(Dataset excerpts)
● ● ● ● ●

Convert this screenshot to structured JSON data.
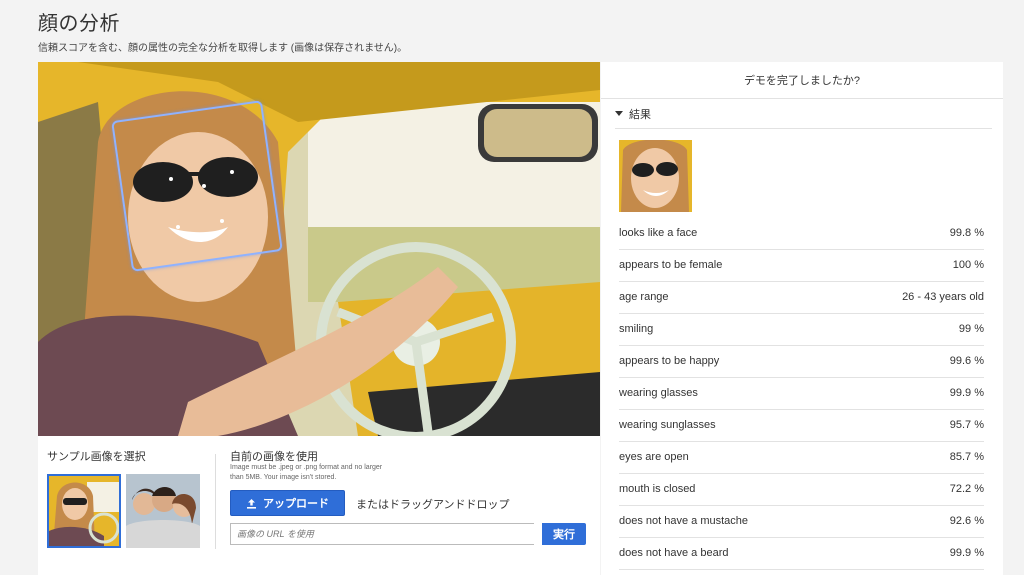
{
  "header": {
    "title": "顔の分析",
    "subtitle": "信頼スコアを含む、顔の属性の完全な分析を取得します (画像は保存されません)。"
  },
  "sample": {
    "label": "サンプル画像を選択"
  },
  "own_image": {
    "label": "自前の画像を使用",
    "hint": "Image must be .jpeg or .png format and no larger than 5MB. Your image isn't stored.",
    "upload_label": "アップロード",
    "drag_text": "またはドラッグアンドドロップ",
    "url_placeholder": "画像の URL を使用",
    "run_label": "実行"
  },
  "results_panel": {
    "demo_title": "デモを完了しましたか?",
    "results_label": "結果",
    "attributes": [
      {
        "name": "looks like a face",
        "value": "99.8 %"
      },
      {
        "name": "appears to be female",
        "value": "100 %"
      },
      {
        "name": "age range",
        "value": "26 - 43 years old"
      },
      {
        "name": "smiling",
        "value": "99 %"
      },
      {
        "name": "appears to be happy",
        "value": "99.6 %"
      },
      {
        "name": "wearing glasses",
        "value": "99.9 %"
      },
      {
        "name": "wearing sunglasses",
        "value": "95.7 %"
      },
      {
        "name": "eyes are open",
        "value": "85.7 %"
      },
      {
        "name": "mouth is closed",
        "value": "72.2 %"
      },
      {
        "name": "does not have a mustache",
        "value": "92.6 %"
      },
      {
        "name": "does not have a beard",
        "value": "99.9 %"
      }
    ]
  },
  "colors": {
    "accent": "#2f6ed8",
    "face_box": "#8fb2ff"
  }
}
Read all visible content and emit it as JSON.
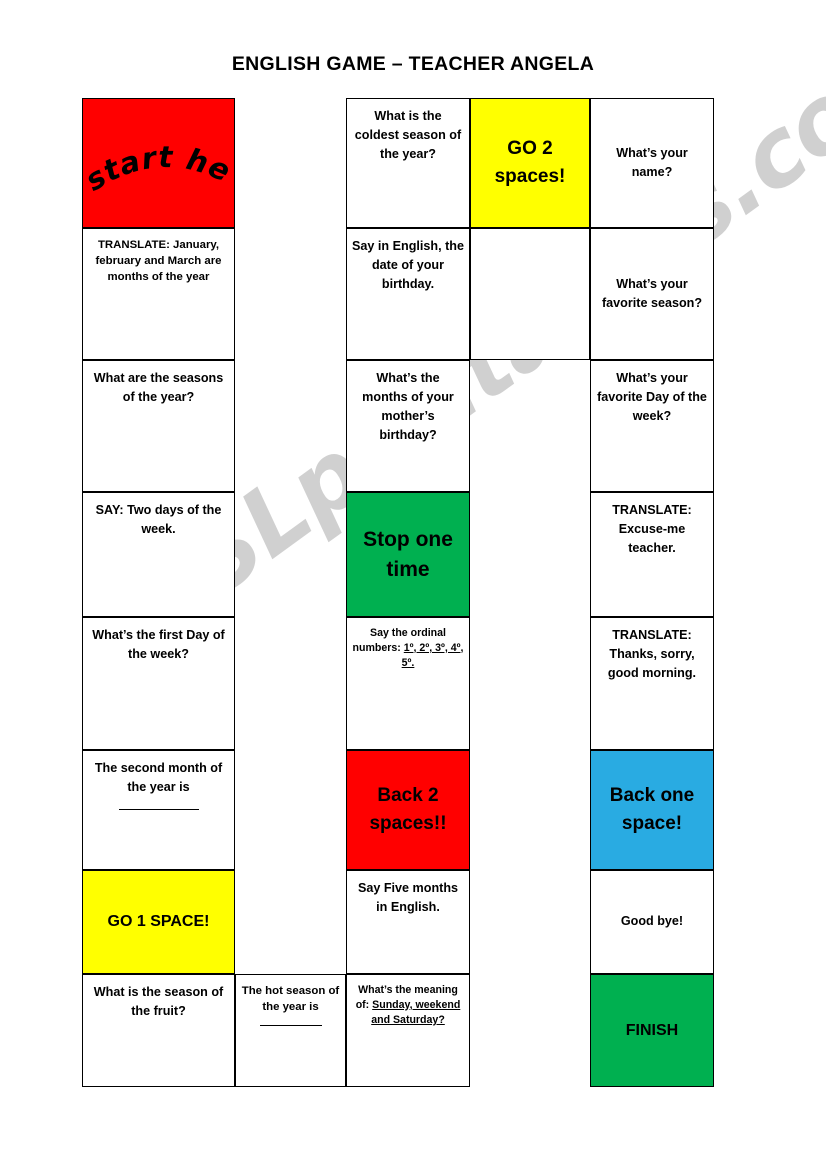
{
  "page": {
    "title": "ENGLISH GAME – TEACHER ANGELA",
    "watermark": "ESLprintables.com"
  },
  "colors": {
    "red": "#FF0000",
    "yellow": "#FFFF00",
    "green": "#00B050",
    "green_dark": "#00A64F",
    "blue": "#29ABE2",
    "white": "#FFFFFF",
    "border": "#000000",
    "watermark": "#C8C8C8"
  },
  "board": {
    "start_label": "start here",
    "columns": [
      {
        "id": "column-1",
        "cells": [
          {
            "id": "start-here",
            "text": "start here",
            "fill": "red",
            "style": "wordart"
          },
          {
            "id": "translate-months",
            "text": "TRANSLATE: January, february and March are months of the year",
            "fill": "white",
            "style": "normal"
          },
          {
            "id": "seasons-of-year",
            "text": "What are the seasons of the year?",
            "fill": "white",
            "style": "normal"
          },
          {
            "id": "say-two-days",
            "text": "SAY: Two days of the week.",
            "fill": "white",
            "style": "normal"
          },
          {
            "id": "first-day-week",
            "text": "What’s the first Day of the week?",
            "fill": "white",
            "style": "normal"
          },
          {
            "id": "second-month",
            "text": "The second month of the year is____",
            "fill": "white",
            "style": "blank"
          },
          {
            "id": "go-1-space",
            "text": "GO 1 SPACE!",
            "fill": "yellow",
            "style": "action"
          },
          {
            "id": "season-of-fruit",
            "text": "What  is the season of the fruit?",
            "fill": "white",
            "style": "normal"
          }
        ]
      },
      {
        "id": "column-2",
        "cells": [
          {
            "id": "hot-season",
            "text": "The hot season of the year is ____",
            "fill": "white",
            "style": "blank"
          }
        ]
      },
      {
        "id": "column-3",
        "cells": [
          {
            "id": "coldest-season",
            "text": "What is the coldest season of the year?",
            "fill": "white",
            "style": "normal"
          },
          {
            "id": "date-of-birthday",
            "text": "Say in English, the date of your birthday.",
            "fill": "white",
            "style": "normal"
          },
          {
            "id": "mothers-birthday",
            "text": "What’s the months of your mother’s birthday?",
            "fill": "white",
            "style": "normal"
          },
          {
            "id": "stop-one-time",
            "text": "Stop one time",
            "fill": "green",
            "style": "action-big"
          },
          {
            "id": "ordinal-numbers",
            "text": "Say the ordinal numbers: 1º, 2º, 3º, 4º, 5º.",
            "fill": "white",
            "style": "underline-tail"
          },
          {
            "id": "back-2-spaces",
            "text": "Back 2 spaces!!",
            "fill": "red",
            "style": "action-big"
          },
          {
            "id": "say-five-months",
            "text": "Say Five months in English.",
            "fill": "white",
            "style": "normal"
          },
          {
            "id": "meaning-of-days",
            "text": "What’s the meaning of: Sunday, weekend and Saturday?",
            "fill": "white",
            "style": "underline-tail2"
          }
        ]
      },
      {
        "id": "column-4",
        "cells": [
          {
            "id": "go-2-spaces",
            "text": "GO 2 spaces!",
            "fill": "yellow",
            "style": "action-big"
          },
          {
            "id": "empty-spacer",
            "text": "",
            "fill": "white",
            "style": "empty"
          }
        ]
      },
      {
        "id": "column-5",
        "cells": [
          {
            "id": "whats-your-name",
            "text": "What’s your name?",
            "fill": "white",
            "style": "normal"
          },
          {
            "id": "favorite-season",
            "text": "What’s your favorite season?",
            "fill": "white",
            "style": "normal"
          },
          {
            "id": "favorite-day",
            "text": "What’s your favorite Day of the week?",
            "fill": "white",
            "style": "normal"
          },
          {
            "id": "translate-excuse",
            "text": "TRANSLATE: Excuse-me teacher.",
            "fill": "white",
            "style": "normal"
          },
          {
            "id": "translate-thanks",
            "text": "TRANSLATE: Thanks, sorry, good morning.",
            "fill": "white",
            "style": "normal"
          },
          {
            "id": "back-one-space",
            "text": "Back one space!",
            "fill": "blue",
            "style": "action-big"
          },
          {
            "id": "good-bye",
            "text": "Good bye!",
            "fill": "white",
            "style": "normal"
          },
          {
            "id": "finish",
            "text": "FINISH",
            "fill": "green",
            "style": "action-mid"
          }
        ]
      }
    ],
    "fragments": {
      "translate_label": "TRANSLATE:",
      "translate_months_body": "January, february and March are months of the year",
      "second_month_prefix": "The second month of the year is",
      "hot_season_prefix": "The hot season of the year is",
      "ordinal_prefix": "Say the ordinal numbers:",
      "ordinal_values": "1º, 2º, 3º, 4º, 5º.",
      "meaning_prefix": "What’s the meaning of:",
      "meaning_values": "Sunday, weekend and Saturday?"
    }
  }
}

● ● ● ● ●

- Problem details:
Copy out each line exactly, without the pictures.

- Task solution:
Convert this screenshot to structured JSON data.
{
  "header": {
    "title": "顔の分析",
    "subtitle": "信頼スコアを含む、顔の属性の完全な分析を取得します (画像は保存されません)。"
  },
  "sample": {
    "label": "サンプル画像を選択"
  },
  "own_image": {
    "label": "自前の画像を使用",
    "hint": "Image must be .jpeg or .png format and no larger than 5MB. Your image isn't stored.",
    "upload_label": "アップロード",
    "drag_text": "またはドラッグアンドドロップ",
    "url_placeholder": "画像の URL を使用",
    "run_label": "実行"
  },
  "results_panel": {
    "demo_title": "デモを完了しましたか?",
    "results_label": "結果",
    "attributes": [
      {
        "name": "looks like a face",
        "value": "99.8 %"
      },
      {
        "name": "appears to be female",
        "value": "100 %"
      },
      {
        "name": "age range",
        "value": "26 - 43 years old"
      },
      {
        "name": "smiling",
        "value": "99 %"
      },
      {
        "name": "appears to be happy",
        "value": "99.6 %"
      },
      {
        "name": "wearing glasses",
        "value": "99.9 %"
      },
      {
        "name": "wearing sunglasses",
        "value": "95.7 %"
      },
      {
        "name": "eyes are open",
        "value": "85.7 %"
      },
      {
        "name": "mouth is closed",
        "value": "72.2 %"
      },
      {
        "name": "does not have a mustache",
        "value": "92.6 %"
      },
      {
        "name": "does not have a beard",
        "value": "99.9 %"
      }
    ]
  },
  "colors": {
    "accent": "#2f6ed8",
    "face_box": "#8fb2ff"
  }
}
Read all visible content and emit it as JSON.
{
  "page": {
    "title": "ENGLISH GAME – TEACHER ANGELA",
    "watermark": "ESLprintables.com"
  },
  "colors": {
    "red": "#FF0000",
    "yellow": "#FFFF00",
    "green": "#00B050",
    "green_dark": "#00A64F",
    "blue": "#29ABE2",
    "white": "#FFFFFF",
    "border": "#000000",
    "watermark": "#C8C8C8"
  },
  "board": {
    "start_label": "start here",
    "columns": [
      {
        "id": "column-1",
        "cells": [
          {
            "id": "start-here",
            "text": "start here",
            "fill": "red",
            "style": "wordart"
          },
          {
            "id": "translate-months",
            "text": "TRANSLATE: January, february and March are months of the year",
            "fill": "white",
            "style": "normal"
          },
          {
            "id": "seasons-of-year",
            "text": "What are the seasons of the year?",
            "fill": "white",
            "style": "normal"
          },
          {
            "id": "say-two-days",
            "text": "SAY: Two days of the week.",
            "fill": "white",
            "style": "normal"
          },
          {
            "id": "first-day-week",
            "text": "What’s the first Day of the week?",
            "fill": "white",
            "style": "normal"
          },
          {
            "id": "second-month",
            "text": "The second month of the year is____",
            "fill": "white",
            "style": "blank"
          },
          {
            "id": "go-1-space",
            "text": "GO 1 SPACE!",
            "fill": "yellow",
            "style": "action"
          },
          {
            "id": "season-of-fruit",
            "text": "What  is the season of the fruit?",
            "fill": "white",
            "style": "normal"
          }
        ]
      },
      {
        "id": "column-2",
        "cells": [
          {
            "id": "hot-season",
            "text": "The hot season of the year is ____",
            "fill": "white",
            "style": "blank"
          }
        ]
      },
      {
        "id": "column-3",
        "cells": [
          {
            "id": "coldest-season",
            "text": "What is the coldest season of the year?",
            "fill": "white",
            "style": "normal"
          },
          {
            "id": "date-of-birthday",
            "text": "Say in English, the date of your birthday.",
            "fill": "white",
            "style": "normal"
          },
          {
            "id": "mothers-birthday",
            "text": "What’s the months of your mother’s birthday?",
            "fill": "white",
            "style": "normal"
          },
          {
            "id": "stop-one-time",
            "text": "Stop one time",
            "fill": "green",
            "style": "action-big"
          },
          {
            "id": "ordinal-numbers",
            "text": "Say the ordinal numbers: 1º, 2º, 3º, 4º, 5º.",
            "fill": "white",
            "style": "underline-tail"
          },
          {
            "id": "back-2-spaces",
            "text": "Back 2 spaces!!",
            "fill": "red",
            "style": "action-big"
          },
          {
            "id": "say-five-months",
            "text": "Say Five months in English.",
            "fill": "white",
            "style": "normal"
          },
          {
            "id": "meaning-of-days",
            "text": "What’s the meaning of: Sunday, weekend and Saturday?",
            "fill": "white",
            "style": "underline-tail2"
          }
        ]
      },
      {
        "id": "column-4",
        "cells": [
          {
            "id": "go-2-spaces",
            "text": "GO 2 spaces!",
            "fill": "yellow",
            "style": "action-big"
          },
          {
            "id": "empty-spacer",
            "text": "",
            "fill": "white",
            "style": "empty"
          }
        ]
      },
      {
        "id": "column-5",
        "cells": [
          {
            "id": "whats-your-name",
            "text": "What’s your name?",
            "fill": "white",
            "style": "normal"
          },
          {
            "id": "favorite-season",
            "text": "What’s your favorite season?",
            "fill": "white",
            "style": "normal"
          },
          {
            "id": "favorite-day",
            "text": "What’s your favorite Day of the week?",
            "fill": "white",
            "style": "normal"
          },
          {
            "id": "translate-excuse",
            "text": "TRANSLATE: Excuse-me teacher.",
            "fill": "white",
            "style": "normal"
          },
          {
            "id": "translate-thanks",
            "text": "TRANSLATE: Thanks, sorry, good morning.",
            "fill": "white",
            "style": "normal"
          },
          {
            "id": "back-one-space",
            "text": "Back one space!",
            "fill": "blue",
            "style": "action-big"
          },
          {
            "id": "good-bye",
            "text": "Good bye!",
            "fill": "white",
            "style": "normal"
          },
          {
            "id": "finish",
            "text": "FINISH",
            "fill": "green",
            "style": "action-mid"
          }
        ]
      }
    ],
    "fragments": {
      "translate_label": "TRANSLATE:",
      "translate_months_body": "January, february and March are months of the year",
      "second_month_prefix": "The second month of the year is",
      "hot_season_prefix": "The hot season of the year is",
      "ordinal_prefix": "Say the ordinal numbers:",
      "ordinal_values": "1º, 2º, 3º, 4º, 5º.",
      "meaning_prefix": "What’s the meaning of:",
      "meaning_values": "Sunday, weekend and Saturday?"
    }
  }
}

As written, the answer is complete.